# GIVEN REQUEST
From the entries that follow, extract each line holding the string "oznámiti".

# RECORDS FOR THIS EXERCISE
◆ ◆ ◆

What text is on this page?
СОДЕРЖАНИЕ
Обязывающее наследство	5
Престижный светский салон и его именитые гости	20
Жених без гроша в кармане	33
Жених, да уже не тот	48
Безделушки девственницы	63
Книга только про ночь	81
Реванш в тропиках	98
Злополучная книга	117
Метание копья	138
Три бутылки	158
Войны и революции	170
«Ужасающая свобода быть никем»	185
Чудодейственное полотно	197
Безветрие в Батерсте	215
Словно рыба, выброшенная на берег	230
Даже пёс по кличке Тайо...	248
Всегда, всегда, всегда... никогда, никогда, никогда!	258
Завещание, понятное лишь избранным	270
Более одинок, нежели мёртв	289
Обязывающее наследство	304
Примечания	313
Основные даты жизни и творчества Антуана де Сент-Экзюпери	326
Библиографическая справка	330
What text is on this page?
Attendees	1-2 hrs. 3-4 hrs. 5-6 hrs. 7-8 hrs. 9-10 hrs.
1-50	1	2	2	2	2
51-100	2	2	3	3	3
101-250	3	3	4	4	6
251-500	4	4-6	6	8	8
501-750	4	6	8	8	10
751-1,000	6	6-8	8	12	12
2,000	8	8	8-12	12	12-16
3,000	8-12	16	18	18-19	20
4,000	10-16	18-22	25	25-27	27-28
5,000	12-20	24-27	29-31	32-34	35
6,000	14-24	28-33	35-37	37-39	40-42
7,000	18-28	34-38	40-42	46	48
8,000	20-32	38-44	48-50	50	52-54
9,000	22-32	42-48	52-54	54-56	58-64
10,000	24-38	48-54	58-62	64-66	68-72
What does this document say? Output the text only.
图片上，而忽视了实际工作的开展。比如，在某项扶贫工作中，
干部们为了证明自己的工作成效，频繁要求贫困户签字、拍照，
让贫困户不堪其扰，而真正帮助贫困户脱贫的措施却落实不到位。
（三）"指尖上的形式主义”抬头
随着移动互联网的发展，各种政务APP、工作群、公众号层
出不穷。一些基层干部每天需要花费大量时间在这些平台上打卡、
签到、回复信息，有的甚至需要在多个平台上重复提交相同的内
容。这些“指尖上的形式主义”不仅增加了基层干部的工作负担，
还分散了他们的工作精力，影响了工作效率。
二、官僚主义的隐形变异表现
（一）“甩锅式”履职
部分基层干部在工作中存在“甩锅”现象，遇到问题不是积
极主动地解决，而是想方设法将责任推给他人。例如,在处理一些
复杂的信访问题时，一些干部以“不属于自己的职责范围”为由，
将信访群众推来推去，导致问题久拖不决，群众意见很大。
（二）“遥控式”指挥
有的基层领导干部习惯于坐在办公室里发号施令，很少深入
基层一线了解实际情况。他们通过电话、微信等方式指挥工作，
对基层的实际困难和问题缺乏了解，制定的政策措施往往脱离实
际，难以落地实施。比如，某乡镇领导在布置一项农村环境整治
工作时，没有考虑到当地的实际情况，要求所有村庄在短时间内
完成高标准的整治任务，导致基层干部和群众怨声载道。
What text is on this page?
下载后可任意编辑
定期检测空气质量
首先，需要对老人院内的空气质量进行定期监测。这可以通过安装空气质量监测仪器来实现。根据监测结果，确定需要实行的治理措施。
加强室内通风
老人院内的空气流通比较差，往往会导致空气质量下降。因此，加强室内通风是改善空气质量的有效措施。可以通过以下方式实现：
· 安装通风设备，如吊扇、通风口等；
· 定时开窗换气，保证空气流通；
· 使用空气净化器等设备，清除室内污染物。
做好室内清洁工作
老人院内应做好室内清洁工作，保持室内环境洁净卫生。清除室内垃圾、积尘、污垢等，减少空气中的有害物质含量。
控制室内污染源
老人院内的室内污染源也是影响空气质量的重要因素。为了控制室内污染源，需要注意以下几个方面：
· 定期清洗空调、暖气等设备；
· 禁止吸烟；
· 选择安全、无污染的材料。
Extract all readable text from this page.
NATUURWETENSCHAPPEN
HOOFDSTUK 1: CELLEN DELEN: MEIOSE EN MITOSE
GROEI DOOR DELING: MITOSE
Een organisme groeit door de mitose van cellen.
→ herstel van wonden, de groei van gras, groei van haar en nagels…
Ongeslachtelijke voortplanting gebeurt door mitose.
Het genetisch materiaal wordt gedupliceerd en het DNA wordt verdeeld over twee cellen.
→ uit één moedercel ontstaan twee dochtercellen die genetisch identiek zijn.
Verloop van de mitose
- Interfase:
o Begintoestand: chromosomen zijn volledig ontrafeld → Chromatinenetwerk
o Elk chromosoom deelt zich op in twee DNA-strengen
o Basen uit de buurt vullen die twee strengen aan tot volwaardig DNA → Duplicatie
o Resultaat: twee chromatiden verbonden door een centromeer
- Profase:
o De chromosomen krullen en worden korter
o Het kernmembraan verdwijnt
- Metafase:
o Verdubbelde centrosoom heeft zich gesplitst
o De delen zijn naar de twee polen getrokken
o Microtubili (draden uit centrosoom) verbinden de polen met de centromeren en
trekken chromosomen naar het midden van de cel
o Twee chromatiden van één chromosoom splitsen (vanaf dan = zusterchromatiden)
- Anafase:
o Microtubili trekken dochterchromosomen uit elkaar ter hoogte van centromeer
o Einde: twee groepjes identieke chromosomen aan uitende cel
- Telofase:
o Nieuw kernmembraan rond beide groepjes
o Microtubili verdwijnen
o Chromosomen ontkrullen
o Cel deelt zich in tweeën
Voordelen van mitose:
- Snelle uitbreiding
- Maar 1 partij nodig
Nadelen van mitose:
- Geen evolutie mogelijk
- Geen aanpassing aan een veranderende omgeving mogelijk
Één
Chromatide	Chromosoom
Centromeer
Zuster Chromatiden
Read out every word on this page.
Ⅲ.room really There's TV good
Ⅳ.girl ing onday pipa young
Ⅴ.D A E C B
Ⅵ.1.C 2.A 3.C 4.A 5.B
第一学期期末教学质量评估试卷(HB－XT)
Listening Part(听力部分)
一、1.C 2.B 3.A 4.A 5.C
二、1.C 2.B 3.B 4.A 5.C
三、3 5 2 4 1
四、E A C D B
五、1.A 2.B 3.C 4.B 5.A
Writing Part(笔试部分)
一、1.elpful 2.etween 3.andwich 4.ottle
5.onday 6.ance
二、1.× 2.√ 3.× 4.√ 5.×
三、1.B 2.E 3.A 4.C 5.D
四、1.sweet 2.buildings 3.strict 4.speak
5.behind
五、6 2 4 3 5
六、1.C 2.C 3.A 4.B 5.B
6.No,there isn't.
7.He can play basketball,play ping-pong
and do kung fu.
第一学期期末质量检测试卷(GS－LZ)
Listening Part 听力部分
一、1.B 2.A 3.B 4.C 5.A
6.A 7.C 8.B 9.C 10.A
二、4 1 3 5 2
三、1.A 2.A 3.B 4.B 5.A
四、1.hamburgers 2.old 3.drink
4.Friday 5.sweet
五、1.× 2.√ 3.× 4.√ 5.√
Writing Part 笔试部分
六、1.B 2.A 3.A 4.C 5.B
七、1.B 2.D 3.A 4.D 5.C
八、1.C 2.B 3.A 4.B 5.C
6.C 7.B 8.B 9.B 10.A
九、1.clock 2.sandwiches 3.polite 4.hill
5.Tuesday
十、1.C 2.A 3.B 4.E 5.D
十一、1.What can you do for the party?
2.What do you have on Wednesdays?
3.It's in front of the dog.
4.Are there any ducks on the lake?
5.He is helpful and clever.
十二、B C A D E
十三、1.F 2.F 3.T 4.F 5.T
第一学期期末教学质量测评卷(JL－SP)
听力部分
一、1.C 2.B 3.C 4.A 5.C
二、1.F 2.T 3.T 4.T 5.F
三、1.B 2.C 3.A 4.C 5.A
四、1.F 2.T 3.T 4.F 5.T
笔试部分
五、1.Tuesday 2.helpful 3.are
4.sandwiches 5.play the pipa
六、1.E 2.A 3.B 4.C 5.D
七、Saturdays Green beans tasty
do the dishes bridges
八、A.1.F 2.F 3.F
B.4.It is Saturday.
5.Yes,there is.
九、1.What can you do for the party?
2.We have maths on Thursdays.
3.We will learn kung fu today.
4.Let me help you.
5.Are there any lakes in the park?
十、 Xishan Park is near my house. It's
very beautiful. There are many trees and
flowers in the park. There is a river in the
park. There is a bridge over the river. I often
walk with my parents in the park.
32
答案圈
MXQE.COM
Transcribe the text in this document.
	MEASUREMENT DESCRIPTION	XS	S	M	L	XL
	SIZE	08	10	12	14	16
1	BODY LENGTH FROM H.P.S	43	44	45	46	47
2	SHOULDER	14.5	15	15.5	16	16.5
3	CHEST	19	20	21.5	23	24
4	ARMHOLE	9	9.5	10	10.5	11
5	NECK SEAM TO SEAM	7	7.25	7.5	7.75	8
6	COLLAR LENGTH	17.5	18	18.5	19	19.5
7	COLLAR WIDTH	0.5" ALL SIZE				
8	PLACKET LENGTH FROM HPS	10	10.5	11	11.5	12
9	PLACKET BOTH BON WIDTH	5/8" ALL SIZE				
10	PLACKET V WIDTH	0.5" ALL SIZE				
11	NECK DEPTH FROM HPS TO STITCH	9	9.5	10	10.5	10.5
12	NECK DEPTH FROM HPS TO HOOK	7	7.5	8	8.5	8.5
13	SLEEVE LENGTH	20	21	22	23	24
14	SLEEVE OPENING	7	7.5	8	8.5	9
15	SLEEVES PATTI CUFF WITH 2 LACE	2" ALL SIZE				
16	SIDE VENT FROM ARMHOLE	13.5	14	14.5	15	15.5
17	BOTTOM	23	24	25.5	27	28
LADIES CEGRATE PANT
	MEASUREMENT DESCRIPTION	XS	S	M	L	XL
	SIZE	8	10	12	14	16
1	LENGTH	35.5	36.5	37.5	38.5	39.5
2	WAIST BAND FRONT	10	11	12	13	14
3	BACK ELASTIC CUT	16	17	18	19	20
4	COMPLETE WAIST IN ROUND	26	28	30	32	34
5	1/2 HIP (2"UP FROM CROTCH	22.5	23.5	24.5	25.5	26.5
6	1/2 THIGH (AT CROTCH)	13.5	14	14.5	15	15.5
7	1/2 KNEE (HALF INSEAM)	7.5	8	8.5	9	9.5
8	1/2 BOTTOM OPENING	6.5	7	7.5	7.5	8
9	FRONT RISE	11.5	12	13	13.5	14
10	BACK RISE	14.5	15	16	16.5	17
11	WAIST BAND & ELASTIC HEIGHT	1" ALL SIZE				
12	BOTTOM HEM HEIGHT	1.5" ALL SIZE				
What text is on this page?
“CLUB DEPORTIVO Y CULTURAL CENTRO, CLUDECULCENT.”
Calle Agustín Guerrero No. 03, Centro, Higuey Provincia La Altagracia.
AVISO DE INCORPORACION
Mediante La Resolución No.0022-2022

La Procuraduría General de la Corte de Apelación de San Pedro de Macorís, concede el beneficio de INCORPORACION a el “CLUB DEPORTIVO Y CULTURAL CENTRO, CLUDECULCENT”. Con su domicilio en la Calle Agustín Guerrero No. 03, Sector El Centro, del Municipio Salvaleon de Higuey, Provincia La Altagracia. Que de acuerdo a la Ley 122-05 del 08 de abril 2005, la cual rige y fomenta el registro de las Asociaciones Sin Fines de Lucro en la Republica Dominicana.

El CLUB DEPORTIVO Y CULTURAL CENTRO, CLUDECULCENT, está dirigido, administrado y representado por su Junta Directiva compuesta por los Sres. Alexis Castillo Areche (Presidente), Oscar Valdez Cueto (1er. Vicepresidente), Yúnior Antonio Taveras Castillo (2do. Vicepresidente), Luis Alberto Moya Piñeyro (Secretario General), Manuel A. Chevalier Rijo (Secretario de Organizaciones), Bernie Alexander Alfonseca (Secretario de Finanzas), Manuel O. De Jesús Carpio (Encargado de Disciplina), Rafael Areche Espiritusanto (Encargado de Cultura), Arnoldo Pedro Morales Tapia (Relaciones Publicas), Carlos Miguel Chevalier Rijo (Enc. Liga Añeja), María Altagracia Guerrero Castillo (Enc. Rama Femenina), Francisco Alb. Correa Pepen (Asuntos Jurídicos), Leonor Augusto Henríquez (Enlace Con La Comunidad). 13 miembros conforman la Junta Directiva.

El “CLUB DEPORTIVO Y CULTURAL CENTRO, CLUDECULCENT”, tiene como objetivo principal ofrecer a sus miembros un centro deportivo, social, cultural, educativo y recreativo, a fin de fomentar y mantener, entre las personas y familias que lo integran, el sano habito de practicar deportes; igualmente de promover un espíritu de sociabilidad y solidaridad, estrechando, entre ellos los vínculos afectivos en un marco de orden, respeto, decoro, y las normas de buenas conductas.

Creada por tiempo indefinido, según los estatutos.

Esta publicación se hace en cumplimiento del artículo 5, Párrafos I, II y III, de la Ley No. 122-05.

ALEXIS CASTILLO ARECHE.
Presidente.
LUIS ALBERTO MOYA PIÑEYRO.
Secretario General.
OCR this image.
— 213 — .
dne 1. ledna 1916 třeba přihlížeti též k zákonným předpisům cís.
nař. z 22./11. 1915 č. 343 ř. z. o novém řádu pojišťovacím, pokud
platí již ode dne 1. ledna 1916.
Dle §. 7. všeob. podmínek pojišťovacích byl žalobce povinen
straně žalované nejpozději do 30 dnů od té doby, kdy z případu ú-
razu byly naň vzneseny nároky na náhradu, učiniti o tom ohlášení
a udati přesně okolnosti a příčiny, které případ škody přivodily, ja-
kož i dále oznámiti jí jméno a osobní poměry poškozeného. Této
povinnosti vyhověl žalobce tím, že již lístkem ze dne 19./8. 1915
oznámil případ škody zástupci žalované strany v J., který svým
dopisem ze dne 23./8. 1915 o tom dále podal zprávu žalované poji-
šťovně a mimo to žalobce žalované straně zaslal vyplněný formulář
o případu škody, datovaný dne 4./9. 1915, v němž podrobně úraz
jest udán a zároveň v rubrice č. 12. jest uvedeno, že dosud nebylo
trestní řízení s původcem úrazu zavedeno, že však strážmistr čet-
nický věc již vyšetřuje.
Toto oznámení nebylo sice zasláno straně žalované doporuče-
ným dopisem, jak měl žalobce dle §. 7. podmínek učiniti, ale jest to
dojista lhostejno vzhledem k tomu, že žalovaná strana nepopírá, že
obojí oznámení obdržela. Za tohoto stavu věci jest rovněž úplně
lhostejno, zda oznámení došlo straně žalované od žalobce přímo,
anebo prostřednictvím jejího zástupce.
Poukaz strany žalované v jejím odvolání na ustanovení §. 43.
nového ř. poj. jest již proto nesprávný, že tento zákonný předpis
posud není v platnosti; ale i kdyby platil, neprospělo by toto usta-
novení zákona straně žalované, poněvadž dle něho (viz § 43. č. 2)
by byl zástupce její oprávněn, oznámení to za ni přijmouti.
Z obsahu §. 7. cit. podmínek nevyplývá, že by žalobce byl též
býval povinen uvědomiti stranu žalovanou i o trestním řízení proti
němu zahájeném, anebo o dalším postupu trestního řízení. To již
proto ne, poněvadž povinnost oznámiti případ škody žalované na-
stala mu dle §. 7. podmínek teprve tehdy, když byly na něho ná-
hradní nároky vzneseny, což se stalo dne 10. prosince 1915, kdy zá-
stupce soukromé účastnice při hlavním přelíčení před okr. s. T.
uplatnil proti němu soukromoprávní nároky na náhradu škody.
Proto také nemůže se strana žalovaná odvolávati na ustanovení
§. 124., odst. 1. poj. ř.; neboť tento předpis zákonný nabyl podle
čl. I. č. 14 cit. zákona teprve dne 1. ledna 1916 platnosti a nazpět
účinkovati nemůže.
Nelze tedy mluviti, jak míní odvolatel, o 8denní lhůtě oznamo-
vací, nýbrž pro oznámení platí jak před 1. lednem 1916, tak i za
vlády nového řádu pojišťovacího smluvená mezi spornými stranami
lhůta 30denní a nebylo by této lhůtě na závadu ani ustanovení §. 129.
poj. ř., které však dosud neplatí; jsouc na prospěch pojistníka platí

◆ ◆ ◆

# RESPONSE
kož i dále oznámiti jí jméno a osobní poměry poškozeného. Této
proto ne, poněvadž povinnost oznámiti případ škody žalované na-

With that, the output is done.